▸ Problem description: Without skipping anything, write out each record below exactly.

▸ Records supplied:
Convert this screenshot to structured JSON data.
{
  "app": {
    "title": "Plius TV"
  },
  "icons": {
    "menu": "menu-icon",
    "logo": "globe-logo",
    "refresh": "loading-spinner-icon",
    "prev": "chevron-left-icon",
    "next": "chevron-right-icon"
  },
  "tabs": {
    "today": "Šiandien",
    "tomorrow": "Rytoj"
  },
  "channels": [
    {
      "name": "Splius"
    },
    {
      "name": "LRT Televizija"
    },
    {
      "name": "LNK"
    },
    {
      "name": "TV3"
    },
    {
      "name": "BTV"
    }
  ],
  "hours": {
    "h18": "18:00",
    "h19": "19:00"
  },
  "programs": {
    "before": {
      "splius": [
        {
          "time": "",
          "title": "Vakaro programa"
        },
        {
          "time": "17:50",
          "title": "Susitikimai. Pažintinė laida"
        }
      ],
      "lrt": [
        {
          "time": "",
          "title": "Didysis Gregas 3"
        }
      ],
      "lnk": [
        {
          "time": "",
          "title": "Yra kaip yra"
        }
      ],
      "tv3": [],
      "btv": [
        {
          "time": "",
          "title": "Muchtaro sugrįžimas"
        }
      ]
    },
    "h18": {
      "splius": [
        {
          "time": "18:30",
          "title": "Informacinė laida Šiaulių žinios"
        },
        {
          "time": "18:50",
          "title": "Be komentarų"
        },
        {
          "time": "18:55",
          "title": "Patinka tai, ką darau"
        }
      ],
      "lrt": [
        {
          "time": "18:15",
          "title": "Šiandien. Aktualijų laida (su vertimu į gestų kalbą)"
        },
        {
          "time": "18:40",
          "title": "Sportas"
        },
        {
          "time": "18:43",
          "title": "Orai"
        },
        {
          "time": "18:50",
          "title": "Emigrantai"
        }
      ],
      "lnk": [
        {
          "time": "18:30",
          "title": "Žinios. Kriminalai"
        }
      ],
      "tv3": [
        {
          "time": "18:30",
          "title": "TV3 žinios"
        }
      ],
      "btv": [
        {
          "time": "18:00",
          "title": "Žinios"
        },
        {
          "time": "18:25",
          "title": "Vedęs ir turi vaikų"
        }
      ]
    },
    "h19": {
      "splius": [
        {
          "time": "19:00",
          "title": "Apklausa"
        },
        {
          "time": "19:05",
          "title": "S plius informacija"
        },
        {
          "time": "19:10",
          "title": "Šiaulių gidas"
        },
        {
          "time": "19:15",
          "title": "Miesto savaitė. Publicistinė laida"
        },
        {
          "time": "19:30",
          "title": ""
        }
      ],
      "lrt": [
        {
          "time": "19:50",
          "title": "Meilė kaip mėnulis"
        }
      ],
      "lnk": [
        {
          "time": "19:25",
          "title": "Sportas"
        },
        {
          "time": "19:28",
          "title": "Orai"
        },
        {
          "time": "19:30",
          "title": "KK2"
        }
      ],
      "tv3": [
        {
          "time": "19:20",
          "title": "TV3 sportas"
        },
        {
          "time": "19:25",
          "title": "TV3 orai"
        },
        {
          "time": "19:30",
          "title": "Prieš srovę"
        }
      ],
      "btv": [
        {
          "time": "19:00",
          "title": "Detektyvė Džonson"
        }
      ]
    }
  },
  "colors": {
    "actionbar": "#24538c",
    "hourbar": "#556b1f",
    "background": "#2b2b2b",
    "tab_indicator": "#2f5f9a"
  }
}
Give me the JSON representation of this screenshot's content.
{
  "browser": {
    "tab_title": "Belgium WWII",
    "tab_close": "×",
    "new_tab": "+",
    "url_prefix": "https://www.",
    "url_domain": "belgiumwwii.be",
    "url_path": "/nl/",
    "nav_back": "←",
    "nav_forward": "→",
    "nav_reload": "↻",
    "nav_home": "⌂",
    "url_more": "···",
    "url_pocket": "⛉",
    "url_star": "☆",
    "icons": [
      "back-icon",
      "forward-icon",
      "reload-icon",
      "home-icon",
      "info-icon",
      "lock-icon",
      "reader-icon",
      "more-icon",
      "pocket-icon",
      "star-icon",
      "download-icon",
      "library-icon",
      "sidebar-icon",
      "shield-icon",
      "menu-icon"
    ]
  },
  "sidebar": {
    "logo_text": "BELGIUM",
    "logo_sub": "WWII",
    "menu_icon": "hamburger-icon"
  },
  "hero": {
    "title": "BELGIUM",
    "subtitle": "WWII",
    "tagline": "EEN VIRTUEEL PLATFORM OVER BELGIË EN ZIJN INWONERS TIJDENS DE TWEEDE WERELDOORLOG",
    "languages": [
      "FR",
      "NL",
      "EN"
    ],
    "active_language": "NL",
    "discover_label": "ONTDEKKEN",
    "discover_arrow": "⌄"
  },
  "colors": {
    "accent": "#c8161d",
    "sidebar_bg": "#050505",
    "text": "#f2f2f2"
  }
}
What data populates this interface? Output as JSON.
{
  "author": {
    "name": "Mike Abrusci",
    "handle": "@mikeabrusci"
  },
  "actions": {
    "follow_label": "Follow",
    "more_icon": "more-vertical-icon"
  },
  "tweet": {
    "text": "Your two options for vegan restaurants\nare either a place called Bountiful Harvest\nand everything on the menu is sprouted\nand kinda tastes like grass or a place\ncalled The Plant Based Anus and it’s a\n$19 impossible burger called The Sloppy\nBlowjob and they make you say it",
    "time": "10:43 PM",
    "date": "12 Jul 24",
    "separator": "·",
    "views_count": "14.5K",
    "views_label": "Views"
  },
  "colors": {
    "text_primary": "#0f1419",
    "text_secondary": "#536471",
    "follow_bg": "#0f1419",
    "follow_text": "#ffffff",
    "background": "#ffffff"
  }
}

▸ Solution for this problem:
Convert this screenshot to structured JSON data.
{
  "app": {
    "title": "Plius TV"
  },
  "icons": {
    "menu": "menu-icon",
    "logo": "globe-logo",
    "refresh": "loading-spinner-icon",
    "prev": "chevron-left-icon",
    "next": "chevron-right-icon"
  },
  "tabs": {
    "today": "Šiandien",
    "tomorrow": "Rytoj"
  },
  "channels": [
    {
      "name": "Splius"
    },
    {
      "name": "LRT Televizija"
    },
    {
      "name": "LNK"
    },
    {
      "name": "TV3"
    },
    {
      "name": "BTV"
    }
  ],
  "hours": {
    "h18": "18:00",
    "h19": "19:00"
  },
  "programs": {
    "before": {
      "splius": [
        {
          "time": "",
          "title": "Vakaro programa"
        },
        {
          "time": "17:50",
          "title": "Susitikimai. Pažintinė laida"
        }
      ],
      "lrt": [
        {
          "time": "",
          "title": "Didysis Gregas 3"
        }
      ],
      "lnk": [
        {
          "time": "",
          "title": "Yra kaip yra"
        }
      ],
      "tv3": [],
      "btv": [
        {
          "time": "",
          "title": "Muchtaro sugrįžimas"
        }
      ]
    },
    "h18": {
      "splius": [
        {
          "time": "18:30",
          "title": "Informacinė laida Šiaulių žinios"
        },
        {
          "time": "18:50",
          "title": "Be komentarų"
        },
        {
          "time": "18:55",
          "title": "Patinka tai, ką darau"
        }
      ],
      "lrt": [
        {
          "time": "18:15",
          "title": "Šiandien. Aktualijų laida (su vertimu į gestų kalbą)"
        },
        {
          "time": "18:40",
          "title": "Sportas"
        },
        {
          "time": "18:43",
          "title": "Orai"
        },
        {
          "time": "18:50",
          "title": "Emigrantai"
        }
      ],
      "lnk": [
        {
          "time": "18:30",
          "title": "Žinios. Kriminalai"
        }
      ],
      "tv3": [
        {
          "time": "18:30",
          "title": "TV3 žinios"
        }
      ],
      "btv": [
        {
          "time": "18:00",
          "title": "Žinios"
        },
        {
          "time": "18:25",
          "title": "Vedęs ir turi vaikų"
        }
      ]
    },
    "h19": {
      "splius": [
        {
          "time": "19:00",
          "title": "Apklausa"
        },
        {
          "time": "19:05",
          "title": "S plius informacija"
        },
        {
          "time": "19:10",
          "title": "Šiaulių gidas"
        },
        {
          "time": "19:15",
          "title": "Miesto savaitė. Publicistinė laida"
        },
        {
          "time": "19:30",
          "title": ""
        }
      ],
      "lrt": [
        {
          "time": "19:50",
          "title": "Meilė kaip mėnulis"
        }
      ],
      "lnk": [
        {
          "time": "19:25",
          "title": "Sportas"
        },
        {
          "time": "19:28",
          "title": "Orai"
        },
        {
          "time": "19:30",
          "title": "KK2"
        }
      ],
      "tv3": [
        {
          "time": "19:20",
          "title": "TV3 sportas"
        },
        {
          "time": "19:25",
          "title": "TV3 orai"
        },
        {
          "time": "19:30",
          "title": "Prieš srovę"
        }
      ],
      "btv": [
        {
          "time": "19:00",
          "title": "Detektyvė Džonson"
        }
      ]
    }
  },
  "colors": {
    "actionbar": "#24538c",
    "hourbar": "#556b1f",
    "background": "#2b2b2b",
    "tab_indicator": "#2f5f9a"
  }
}
Give me the JSON representation of this screenshot's content.
{
  "browser": {
    "tab_title": "Belgium WWII",
    "tab_close": "×",
    "new_tab": "+",
    "url_prefix": "https://www.",
    "url_domain": "belgiumwwii.be",
    "url_path": "/nl/",
    "nav_back": "←",
    "nav_forward": "→",
    "nav_reload": "↻",
    "nav_home": "⌂",
    "url_more": "···",
    "url_pocket": "⛉",
    "url_star": "☆",
    "icons": [
      "back-icon",
      "forward-icon",
      "reload-icon",
      "home-icon",
      "info-icon",
      "lock-icon",
      "reader-icon",
      "more-icon",
      "pocket-icon",
      "star-icon",
      "download-icon",
      "library-icon",
      "sidebar-icon",
      "shield-icon",
      "menu-icon"
    ]
  },
  "sidebar": {
    "logo_text": "BELGIUM",
    "logo_sub": "WWII",
    "menu_icon": "hamburger-icon"
  },
  "hero": {
    "title": "BELGIUM",
    "subtitle": "WWII",
    "tagline": "EEN VIRTUEEL PLATFORM OVER BELGIË EN ZIJN INWONERS TIJDENS DE TWEEDE WERELDOORLOG",
    "languages": [
      "FR",
      "NL",
      "EN"
    ],
    "active_language": "NL",
    "discover_label": "ONTDEKKEN",
    "discover_arrow": "⌄"
  },
  "colors": {
    "accent": "#c8161d",
    "sidebar_bg": "#050505",
    "text": "#f2f2f2"
  }
}
What data populates this interface? Output as JSON.
{
  "author": {
    "name": "Mike Abrusci",
    "handle": "@mikeabrusci"
  },
  "actions": {
    "follow_label": "Follow",
    "more_icon": "more-vertical-icon"
  },
  "tweet": {
    "text": "Your two options for vegan restaurants\nare either a place called Bountiful Harvest\nand everything on the menu is sprouted\nand kinda tastes like grass or a place\ncalled The Plant Based Anus and it’s a\n$19 impossible burger called The Sloppy\nBlowjob and they make you say it",
    "time": "10:43 PM",
    "date": "12 Jul 24",
    "separator": "·",
    "views_count": "14.5K",
    "views_label": "Views"
  },
  "colors": {
    "text_primary": "#0f1419",
    "text_secondary": "#536471",
    "follow_bg": "#0f1419",
    "follow_text": "#ffffff",
    "background": "#ffffff"
  }
}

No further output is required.